Every line that holds the string "Potential" is to be identified and copied.
****************
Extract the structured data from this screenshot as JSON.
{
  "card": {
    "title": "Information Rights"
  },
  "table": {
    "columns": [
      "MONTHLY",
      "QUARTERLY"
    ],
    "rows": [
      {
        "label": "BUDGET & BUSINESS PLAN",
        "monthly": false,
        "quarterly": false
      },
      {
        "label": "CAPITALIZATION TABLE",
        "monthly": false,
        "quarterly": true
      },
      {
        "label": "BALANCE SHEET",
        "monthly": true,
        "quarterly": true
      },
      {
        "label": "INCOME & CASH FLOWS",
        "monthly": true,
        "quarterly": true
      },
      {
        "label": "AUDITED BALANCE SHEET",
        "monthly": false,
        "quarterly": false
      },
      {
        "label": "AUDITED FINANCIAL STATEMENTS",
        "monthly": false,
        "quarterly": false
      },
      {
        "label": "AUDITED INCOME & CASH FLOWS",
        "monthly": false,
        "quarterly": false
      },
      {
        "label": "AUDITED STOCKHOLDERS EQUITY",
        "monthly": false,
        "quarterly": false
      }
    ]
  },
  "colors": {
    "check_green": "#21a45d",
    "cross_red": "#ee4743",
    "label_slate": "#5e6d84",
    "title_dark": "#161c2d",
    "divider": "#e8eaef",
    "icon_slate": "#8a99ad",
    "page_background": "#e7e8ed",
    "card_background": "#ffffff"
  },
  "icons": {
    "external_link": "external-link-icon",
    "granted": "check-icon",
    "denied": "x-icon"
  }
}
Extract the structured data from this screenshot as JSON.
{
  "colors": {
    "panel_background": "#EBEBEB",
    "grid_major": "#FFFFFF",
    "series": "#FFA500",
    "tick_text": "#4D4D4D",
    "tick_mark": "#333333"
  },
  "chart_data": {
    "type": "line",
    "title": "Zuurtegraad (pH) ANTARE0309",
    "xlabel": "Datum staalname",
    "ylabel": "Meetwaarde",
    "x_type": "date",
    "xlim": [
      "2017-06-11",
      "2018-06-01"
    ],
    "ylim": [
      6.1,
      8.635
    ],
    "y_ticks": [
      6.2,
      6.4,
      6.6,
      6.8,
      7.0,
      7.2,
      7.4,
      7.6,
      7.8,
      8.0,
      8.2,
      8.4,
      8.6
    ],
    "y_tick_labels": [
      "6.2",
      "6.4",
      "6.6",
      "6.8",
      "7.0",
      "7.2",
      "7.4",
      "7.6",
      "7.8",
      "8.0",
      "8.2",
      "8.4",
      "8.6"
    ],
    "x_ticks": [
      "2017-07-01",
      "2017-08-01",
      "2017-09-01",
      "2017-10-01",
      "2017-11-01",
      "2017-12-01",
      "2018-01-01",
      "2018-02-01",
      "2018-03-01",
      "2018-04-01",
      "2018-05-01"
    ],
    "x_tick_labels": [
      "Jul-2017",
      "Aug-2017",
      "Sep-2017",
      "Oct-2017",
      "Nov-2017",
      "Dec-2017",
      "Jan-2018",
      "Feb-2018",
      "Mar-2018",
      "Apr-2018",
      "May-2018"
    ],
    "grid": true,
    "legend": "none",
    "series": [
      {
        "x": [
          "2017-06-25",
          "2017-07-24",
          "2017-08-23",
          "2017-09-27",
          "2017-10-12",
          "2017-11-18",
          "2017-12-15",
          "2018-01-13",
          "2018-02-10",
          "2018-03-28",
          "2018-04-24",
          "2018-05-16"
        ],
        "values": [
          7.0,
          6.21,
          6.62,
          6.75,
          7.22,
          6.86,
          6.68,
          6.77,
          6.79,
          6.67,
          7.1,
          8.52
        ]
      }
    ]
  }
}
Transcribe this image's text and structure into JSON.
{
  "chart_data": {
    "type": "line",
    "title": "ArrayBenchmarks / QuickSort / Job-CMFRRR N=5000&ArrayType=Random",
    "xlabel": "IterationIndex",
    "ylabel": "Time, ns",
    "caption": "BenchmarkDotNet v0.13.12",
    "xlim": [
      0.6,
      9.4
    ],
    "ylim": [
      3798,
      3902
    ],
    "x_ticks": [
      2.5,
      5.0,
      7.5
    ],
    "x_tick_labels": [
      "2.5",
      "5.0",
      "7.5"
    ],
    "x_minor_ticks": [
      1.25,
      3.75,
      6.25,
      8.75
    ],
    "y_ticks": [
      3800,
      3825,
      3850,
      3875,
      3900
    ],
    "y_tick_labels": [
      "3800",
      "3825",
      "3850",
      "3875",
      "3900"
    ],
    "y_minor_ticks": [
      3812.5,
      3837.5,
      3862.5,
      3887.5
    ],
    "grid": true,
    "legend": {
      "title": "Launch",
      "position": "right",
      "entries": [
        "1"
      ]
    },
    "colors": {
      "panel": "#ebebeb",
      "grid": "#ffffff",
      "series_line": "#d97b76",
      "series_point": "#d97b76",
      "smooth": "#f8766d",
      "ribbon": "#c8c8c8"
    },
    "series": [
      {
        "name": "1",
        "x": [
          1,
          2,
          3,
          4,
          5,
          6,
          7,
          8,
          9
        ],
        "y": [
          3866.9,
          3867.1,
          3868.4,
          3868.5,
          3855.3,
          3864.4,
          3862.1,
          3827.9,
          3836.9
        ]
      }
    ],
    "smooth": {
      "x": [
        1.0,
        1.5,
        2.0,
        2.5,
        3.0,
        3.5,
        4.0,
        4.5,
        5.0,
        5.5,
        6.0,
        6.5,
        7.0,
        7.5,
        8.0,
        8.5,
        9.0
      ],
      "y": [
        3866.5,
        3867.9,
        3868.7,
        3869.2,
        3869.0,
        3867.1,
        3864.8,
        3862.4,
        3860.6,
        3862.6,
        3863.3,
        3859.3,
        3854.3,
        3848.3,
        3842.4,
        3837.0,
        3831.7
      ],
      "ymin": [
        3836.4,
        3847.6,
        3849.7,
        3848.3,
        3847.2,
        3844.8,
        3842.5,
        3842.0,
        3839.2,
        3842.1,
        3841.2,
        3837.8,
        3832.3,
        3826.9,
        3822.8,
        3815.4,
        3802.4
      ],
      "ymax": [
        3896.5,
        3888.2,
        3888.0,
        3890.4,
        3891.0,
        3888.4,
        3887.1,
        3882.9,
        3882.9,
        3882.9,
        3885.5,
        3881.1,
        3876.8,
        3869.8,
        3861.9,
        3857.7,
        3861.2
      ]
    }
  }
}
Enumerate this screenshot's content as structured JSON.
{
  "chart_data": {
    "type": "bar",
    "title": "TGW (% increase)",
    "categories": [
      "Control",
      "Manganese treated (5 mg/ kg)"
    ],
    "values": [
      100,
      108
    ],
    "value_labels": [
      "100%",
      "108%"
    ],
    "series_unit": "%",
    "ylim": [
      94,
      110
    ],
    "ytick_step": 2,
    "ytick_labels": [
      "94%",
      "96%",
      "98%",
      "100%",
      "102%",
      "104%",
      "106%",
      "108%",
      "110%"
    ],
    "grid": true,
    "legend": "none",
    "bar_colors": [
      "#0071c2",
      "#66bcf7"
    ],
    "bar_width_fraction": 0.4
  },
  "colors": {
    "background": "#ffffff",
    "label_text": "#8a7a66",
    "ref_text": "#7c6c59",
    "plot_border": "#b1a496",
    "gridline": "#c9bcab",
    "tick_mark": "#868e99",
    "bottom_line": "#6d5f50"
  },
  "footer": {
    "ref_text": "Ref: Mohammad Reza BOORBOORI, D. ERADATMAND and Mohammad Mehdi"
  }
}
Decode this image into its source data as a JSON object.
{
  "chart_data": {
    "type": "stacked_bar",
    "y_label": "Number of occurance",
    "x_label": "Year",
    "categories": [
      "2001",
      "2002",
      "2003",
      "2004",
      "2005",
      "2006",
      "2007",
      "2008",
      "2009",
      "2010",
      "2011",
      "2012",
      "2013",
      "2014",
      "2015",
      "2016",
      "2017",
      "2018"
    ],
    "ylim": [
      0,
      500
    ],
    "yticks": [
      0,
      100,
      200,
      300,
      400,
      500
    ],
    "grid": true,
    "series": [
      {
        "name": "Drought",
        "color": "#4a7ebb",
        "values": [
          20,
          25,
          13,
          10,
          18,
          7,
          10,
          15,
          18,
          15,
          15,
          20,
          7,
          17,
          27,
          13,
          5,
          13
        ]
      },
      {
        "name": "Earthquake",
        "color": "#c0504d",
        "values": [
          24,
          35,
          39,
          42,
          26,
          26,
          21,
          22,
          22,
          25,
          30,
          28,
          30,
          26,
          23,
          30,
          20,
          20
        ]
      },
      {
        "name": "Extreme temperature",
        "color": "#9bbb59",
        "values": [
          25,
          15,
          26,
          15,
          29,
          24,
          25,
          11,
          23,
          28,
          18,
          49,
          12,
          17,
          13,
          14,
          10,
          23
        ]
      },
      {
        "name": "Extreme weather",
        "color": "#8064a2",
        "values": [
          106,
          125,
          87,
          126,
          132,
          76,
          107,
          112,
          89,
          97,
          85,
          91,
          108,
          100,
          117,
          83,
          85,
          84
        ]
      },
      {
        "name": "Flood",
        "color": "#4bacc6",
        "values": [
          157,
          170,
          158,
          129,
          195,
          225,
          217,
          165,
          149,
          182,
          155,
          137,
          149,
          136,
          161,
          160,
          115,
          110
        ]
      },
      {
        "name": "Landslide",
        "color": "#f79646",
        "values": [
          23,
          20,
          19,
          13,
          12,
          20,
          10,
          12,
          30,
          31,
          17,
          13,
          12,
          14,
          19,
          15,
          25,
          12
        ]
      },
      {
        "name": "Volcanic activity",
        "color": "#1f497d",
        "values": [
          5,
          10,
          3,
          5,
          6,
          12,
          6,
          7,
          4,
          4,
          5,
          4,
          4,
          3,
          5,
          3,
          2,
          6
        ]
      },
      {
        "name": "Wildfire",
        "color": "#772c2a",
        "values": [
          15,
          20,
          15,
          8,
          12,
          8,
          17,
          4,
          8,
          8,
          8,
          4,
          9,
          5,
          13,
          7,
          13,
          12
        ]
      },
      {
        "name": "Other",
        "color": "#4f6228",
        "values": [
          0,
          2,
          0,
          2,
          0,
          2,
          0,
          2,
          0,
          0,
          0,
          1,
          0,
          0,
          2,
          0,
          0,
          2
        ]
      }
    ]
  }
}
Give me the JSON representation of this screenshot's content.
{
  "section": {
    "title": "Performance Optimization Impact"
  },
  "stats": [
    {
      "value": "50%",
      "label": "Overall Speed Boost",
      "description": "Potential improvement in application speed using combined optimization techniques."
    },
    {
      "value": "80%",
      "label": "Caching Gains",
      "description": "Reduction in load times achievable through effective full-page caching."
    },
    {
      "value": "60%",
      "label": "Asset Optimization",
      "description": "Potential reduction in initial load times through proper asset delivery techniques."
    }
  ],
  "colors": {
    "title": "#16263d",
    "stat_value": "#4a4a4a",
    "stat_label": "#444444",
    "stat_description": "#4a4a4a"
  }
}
****************
• RESPONSE TO THE EXERCISE:
      "description": "Potential improvement in application speed using combined optimization techniques."
      "description": "Potential reduction in initial load times through proper asset delivery techniques."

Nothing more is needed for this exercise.